**Record excerpts:**

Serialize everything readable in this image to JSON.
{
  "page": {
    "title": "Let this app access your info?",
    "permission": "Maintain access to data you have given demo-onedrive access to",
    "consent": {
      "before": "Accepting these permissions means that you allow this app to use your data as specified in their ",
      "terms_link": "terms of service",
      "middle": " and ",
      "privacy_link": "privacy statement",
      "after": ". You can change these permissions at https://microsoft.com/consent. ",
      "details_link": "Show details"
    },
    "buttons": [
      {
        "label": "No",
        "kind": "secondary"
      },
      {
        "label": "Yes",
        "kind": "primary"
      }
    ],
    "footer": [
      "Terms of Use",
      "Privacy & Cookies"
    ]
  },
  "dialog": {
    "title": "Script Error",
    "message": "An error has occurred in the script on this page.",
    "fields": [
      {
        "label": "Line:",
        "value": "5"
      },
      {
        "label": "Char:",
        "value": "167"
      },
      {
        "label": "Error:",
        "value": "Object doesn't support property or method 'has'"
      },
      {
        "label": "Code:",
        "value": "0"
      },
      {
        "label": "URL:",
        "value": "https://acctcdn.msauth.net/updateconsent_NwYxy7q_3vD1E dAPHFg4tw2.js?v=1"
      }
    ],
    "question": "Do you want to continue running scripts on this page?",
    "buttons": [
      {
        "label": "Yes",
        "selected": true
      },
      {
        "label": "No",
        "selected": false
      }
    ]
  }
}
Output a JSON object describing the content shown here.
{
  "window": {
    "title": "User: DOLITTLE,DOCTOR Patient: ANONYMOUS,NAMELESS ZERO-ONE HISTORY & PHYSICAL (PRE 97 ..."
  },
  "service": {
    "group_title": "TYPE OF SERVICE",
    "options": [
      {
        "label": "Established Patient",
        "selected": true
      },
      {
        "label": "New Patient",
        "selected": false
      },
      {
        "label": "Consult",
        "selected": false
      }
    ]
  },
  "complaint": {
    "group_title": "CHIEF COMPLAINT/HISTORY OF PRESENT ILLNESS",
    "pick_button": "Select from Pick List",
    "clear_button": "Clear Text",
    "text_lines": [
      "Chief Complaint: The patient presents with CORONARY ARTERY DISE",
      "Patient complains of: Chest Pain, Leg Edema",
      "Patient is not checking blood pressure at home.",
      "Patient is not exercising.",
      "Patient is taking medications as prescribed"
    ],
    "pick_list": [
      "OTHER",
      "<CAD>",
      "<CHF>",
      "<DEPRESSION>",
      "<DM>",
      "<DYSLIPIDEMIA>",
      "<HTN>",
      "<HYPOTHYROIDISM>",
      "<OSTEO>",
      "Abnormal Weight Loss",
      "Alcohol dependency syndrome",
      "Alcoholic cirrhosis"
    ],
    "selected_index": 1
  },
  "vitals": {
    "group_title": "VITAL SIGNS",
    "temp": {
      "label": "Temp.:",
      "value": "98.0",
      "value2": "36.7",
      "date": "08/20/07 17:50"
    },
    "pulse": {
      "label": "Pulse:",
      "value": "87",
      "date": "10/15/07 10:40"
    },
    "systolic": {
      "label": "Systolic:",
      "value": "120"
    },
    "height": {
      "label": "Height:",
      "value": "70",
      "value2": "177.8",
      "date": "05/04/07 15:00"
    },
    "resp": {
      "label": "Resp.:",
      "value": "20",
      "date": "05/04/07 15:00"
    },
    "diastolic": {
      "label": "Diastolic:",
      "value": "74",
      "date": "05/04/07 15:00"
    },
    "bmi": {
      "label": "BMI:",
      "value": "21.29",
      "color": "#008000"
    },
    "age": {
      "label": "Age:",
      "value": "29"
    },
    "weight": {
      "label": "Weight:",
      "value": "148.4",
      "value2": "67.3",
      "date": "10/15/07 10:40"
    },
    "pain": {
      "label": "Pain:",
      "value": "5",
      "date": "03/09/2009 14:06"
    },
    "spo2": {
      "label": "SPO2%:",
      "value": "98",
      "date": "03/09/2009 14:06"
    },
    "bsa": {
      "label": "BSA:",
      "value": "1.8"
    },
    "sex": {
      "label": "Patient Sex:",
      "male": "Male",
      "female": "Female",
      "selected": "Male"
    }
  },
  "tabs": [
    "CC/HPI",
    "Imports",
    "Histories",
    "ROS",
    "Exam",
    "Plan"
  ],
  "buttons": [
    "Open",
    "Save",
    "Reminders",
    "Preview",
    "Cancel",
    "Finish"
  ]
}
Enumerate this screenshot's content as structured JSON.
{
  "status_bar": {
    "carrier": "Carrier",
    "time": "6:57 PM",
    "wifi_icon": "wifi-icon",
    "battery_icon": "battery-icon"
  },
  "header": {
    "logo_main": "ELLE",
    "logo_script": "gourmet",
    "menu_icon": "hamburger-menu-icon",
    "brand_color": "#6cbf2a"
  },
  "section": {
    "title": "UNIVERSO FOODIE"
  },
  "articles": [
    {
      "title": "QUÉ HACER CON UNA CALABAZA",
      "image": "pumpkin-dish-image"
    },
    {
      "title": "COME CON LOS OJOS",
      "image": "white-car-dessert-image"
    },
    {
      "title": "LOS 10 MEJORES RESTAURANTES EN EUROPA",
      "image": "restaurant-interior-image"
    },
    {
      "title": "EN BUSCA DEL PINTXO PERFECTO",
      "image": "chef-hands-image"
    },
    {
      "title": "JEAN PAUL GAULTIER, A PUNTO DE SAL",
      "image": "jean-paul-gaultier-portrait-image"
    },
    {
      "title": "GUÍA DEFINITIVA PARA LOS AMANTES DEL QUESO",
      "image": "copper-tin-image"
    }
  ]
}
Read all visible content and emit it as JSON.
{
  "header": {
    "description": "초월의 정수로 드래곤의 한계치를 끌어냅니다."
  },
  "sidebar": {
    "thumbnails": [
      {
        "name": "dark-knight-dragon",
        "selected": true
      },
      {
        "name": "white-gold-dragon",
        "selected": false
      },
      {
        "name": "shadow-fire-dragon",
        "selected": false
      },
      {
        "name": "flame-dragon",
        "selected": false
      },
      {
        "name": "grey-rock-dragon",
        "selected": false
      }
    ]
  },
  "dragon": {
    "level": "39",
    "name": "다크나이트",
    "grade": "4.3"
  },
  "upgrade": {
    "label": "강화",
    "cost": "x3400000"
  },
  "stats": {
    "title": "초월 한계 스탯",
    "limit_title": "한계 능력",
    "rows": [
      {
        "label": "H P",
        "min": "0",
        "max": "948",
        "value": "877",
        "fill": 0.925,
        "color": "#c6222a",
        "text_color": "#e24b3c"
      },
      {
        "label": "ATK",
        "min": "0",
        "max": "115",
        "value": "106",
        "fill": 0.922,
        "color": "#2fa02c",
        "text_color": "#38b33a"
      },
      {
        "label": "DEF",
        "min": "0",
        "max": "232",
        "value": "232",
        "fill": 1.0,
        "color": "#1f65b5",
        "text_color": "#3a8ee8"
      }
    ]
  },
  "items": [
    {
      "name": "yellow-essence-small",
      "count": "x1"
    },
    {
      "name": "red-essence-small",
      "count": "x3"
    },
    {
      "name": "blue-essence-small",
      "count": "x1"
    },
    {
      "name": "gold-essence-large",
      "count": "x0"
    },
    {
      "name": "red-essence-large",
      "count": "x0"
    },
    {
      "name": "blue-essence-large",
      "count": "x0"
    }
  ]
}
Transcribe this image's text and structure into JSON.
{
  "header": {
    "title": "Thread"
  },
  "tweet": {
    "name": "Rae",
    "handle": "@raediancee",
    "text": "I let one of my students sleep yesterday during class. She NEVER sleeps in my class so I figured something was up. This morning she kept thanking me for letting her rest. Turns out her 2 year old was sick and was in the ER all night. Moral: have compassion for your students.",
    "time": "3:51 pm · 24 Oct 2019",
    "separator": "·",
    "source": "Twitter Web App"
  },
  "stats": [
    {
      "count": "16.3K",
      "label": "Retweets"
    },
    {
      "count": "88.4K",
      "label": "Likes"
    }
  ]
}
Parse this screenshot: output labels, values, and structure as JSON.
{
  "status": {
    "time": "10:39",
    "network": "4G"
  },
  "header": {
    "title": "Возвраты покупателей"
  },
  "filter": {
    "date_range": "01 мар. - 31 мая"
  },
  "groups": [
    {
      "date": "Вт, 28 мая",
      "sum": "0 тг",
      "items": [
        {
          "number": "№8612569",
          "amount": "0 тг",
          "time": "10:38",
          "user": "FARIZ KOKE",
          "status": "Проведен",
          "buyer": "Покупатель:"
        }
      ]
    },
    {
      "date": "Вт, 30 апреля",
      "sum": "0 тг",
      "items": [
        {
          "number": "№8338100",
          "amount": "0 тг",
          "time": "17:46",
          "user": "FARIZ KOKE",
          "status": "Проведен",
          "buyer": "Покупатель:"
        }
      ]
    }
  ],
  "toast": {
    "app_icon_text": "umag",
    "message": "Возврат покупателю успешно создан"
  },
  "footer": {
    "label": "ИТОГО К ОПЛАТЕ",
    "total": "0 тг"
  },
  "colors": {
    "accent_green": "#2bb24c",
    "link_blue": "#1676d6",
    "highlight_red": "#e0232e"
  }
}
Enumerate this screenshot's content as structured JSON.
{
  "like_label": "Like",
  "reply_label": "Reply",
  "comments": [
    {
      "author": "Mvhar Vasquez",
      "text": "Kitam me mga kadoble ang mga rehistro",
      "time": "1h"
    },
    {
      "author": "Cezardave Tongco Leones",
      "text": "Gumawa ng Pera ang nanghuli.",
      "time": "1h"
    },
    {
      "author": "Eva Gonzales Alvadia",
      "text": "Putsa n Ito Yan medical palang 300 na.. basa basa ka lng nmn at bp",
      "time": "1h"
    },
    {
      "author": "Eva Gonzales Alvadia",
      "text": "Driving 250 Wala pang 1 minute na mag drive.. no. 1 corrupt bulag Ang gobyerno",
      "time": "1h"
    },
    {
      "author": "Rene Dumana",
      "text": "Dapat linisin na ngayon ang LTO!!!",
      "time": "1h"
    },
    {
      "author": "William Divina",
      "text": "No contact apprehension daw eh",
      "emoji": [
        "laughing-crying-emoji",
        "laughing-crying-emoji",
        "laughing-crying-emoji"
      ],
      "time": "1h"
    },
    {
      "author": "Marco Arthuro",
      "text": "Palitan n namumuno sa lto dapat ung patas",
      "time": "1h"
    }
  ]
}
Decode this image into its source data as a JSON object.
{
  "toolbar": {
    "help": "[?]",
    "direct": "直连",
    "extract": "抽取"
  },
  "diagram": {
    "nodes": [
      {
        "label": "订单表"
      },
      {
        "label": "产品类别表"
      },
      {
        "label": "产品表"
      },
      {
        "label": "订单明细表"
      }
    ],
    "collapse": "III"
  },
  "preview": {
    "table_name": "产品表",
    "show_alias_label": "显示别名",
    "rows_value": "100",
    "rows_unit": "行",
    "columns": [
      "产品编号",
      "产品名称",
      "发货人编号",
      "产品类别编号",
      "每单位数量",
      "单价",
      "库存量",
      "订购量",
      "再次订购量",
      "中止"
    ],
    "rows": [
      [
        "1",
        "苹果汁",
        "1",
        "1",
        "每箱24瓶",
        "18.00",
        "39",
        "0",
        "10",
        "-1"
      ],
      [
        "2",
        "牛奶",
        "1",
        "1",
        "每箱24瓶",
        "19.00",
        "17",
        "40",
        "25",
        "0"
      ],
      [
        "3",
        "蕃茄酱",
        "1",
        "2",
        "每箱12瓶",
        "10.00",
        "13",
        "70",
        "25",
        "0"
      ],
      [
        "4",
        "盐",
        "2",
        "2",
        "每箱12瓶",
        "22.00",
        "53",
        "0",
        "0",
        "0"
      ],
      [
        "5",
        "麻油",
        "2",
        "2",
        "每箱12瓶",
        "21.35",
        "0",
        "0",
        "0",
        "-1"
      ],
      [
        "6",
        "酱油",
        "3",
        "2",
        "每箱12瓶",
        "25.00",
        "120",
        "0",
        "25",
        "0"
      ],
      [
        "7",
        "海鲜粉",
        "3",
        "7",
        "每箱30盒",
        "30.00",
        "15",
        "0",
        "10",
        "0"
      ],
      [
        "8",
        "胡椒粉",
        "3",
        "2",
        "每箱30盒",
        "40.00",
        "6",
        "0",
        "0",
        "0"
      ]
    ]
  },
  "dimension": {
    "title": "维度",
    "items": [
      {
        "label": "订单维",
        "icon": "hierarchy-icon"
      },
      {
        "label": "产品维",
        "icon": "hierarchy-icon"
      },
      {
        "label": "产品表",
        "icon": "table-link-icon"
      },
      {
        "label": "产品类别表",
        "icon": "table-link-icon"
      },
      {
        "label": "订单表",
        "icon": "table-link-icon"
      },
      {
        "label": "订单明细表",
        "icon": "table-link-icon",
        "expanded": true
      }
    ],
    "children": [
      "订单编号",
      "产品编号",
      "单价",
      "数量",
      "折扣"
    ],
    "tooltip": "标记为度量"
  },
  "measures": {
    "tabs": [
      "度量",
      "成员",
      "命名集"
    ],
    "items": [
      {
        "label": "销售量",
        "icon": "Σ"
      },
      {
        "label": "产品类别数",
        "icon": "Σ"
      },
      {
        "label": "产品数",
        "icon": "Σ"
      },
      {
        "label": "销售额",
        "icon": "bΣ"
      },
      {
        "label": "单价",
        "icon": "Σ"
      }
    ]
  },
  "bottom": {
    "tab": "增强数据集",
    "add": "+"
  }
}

**Problem statement:** Find how many lines of the entries contain "have". Respond with the number only.

**Result for this task:** 2